| Information given |
— begin —

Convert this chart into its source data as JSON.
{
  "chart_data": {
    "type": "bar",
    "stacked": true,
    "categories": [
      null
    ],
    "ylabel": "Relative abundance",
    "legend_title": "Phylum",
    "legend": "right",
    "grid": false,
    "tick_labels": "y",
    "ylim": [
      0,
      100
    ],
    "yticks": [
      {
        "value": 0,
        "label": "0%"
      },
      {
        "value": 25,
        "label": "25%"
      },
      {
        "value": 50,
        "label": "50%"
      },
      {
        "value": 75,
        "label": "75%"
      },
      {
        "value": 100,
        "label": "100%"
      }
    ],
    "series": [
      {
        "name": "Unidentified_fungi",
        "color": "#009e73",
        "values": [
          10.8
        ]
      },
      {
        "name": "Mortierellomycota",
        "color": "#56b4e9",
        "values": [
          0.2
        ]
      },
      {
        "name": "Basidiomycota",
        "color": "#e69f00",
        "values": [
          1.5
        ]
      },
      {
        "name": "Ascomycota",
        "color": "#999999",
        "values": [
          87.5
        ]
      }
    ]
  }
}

— end —

| Task description |
Each record above should be output again exactly.

| The reply |
Convert this chart into its source data as JSON.
{
  "chart_data": {
    "type": "bar",
    "stacked": true,
    "categories": [
      null
    ],
    "ylabel": "Relative abundance",
    "legend_title": "Phylum",
    "legend": "right",
    "grid": false,
    "tick_labels": "y",
    "ylim": [
      0,
      100
    ],
    "yticks": [
      {
        "value": 0,
        "label": "0%"
      },
      {
        "value": 25,
        "label": "25%"
      },
      {
        "value": 50,
        "label": "50%"
      },
      {
        "value": 75,
        "label": "75%"
      },
      {
        "value": 100,
        "label": "100%"
      }
    ],
    "series": [
      {
        "name": "Unidentified_fungi",
        "color": "#009e73",
        "values": [
          10.8
        ]
      },
      {
        "name": "Mortierellomycota",
        "color": "#56b4e9",
        "values": [
          0.2
        ]
      },
      {
        "name": "Basidiomycota",
        "color": "#e69f00",
        "values": [
          1.5
        ]
      },
      {
        "name": "Ascomycota",
        "color": "#999999",
        "values": [
          87.5
        ]
      }
    ]
  }
}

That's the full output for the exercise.